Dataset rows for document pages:

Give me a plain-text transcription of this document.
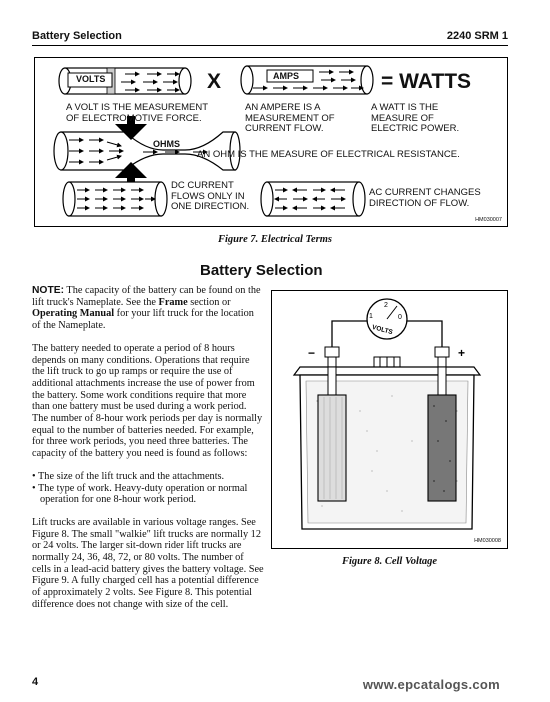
Battery Selection	2240 SRM 1
VOLTS	AMPS
OHMS
X	= WATTS
A VOLT IS THE MEASUREMENT
OF ELECTROMOTIVE FORCE.
AN AMPERE IS A
MEASUREMENT OF
CURRENT FLOW.
A WATT IS THE
MEASURE OF
ELECTRIC POWER.
AN OHM IS THE MEASURE OF ELECTRICAL RESISTANCE.
DC CURRENT
FLOWS ONLY IN
ONE DIRECTION.
AC CURRENT CHANGES
DIRECTION OF FLOW.
HM030007
Figure 7. Electrical Terms
Battery Selection

NOTE: The capacity of the battery can be found on the lift truck's Nameplate. See the Frame section or Operating Manual for your lift truck for the location of the Nameplate.

The battery needed to operate a period of 8 hours depends on many conditions. Operations that require the lift truck to go up ramps or require the use of additional attachments increase the use of power from the battery. Some work conditions require that more than one battery must be used during a work period. The number of 8-hour work periods per day is normally equal to the number of batteries needed. For example, for three work periods, you need three batteries. The capacity of the battery you need is found as follows:

• The size of the lift truck and the attachments.
• The type of work. Heavy-duty operation or normal operation for one 8-hour work period.

Lift trucks are available in various voltage ranges. See Figure 8. The small "walkie" lift trucks are normally 12 or 24 volts. The larger sit-down rider lift trucks are normally 24, 36, 48, 72, or 80 volts. The number of cells in a lead-acid battery gives the battery voltage. See Figure 9. A fully charged cell has a potential difference of approximately 2 volts. See Figure 8. This potential difference does not change with size of the cell.

1
2
0
VOLTS
−	+
HM030008
Figure 8. Cell Voltage
4	www.epcatalogs.com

■ Prompt ■
The records above are to be transcribed in full, with images omitted.

■ Solution for this task ■
Give me a plain-text transcription of this document.
Battery Selection	2240 SRM 1
VOLTS	AMPS
OHMS
X	= WATTS
A VOLT IS THE MEASUREMENT
OF ELECTROMOTIVE FORCE.
AN AMPERE IS A
MEASUREMENT OF
CURRENT FLOW.
A WATT IS THE
MEASURE OF
ELECTRIC POWER.
AN OHM IS THE MEASURE OF ELECTRICAL RESISTANCE.
DC CURRENT
FLOWS ONLY IN
ONE DIRECTION.
AC CURRENT CHANGES
DIRECTION OF FLOW.
HM030007
Figure 7. Electrical Terms
Battery Selection

NOTE: The capacity of the battery can be found on the lift truck's Nameplate. See the Frame section or Operating Manual for your lift truck for the location of the Nameplate.

The battery needed to operate a period of 8 hours depends on many conditions. Operations that require the lift truck to go up ramps or require the use of additional attachments increase the use of power from the battery. Some work conditions require that more than one battery must be used during a work period. The number of 8-hour work periods per day is normally equal to the number of batteries needed. For example, for three work periods, you need three batteries. The capacity of the battery you need is found as follows:

• The size of the lift truck and the attachments.
• The type of work. Heavy-duty operation or normal operation for one 8-hour work period.

Lift trucks are available in various voltage ranges. See Figure 8. The small "walkie" lift trucks are normally 12 or 24 volts. The larger sit-down rider lift trucks are normally 24, 36, 48, 72, or 80 volts. The number of cells in a lead-acid battery gives the battery voltage. See Figure 9. A fully charged cell has a potential difference of approximately 2 volts. See Figure 8. This potential difference does not change with size of the cell.

1
2
0
VOLTS
−	+
HM030008
Figure 8. Cell Voltage
4	www.epcatalogs.com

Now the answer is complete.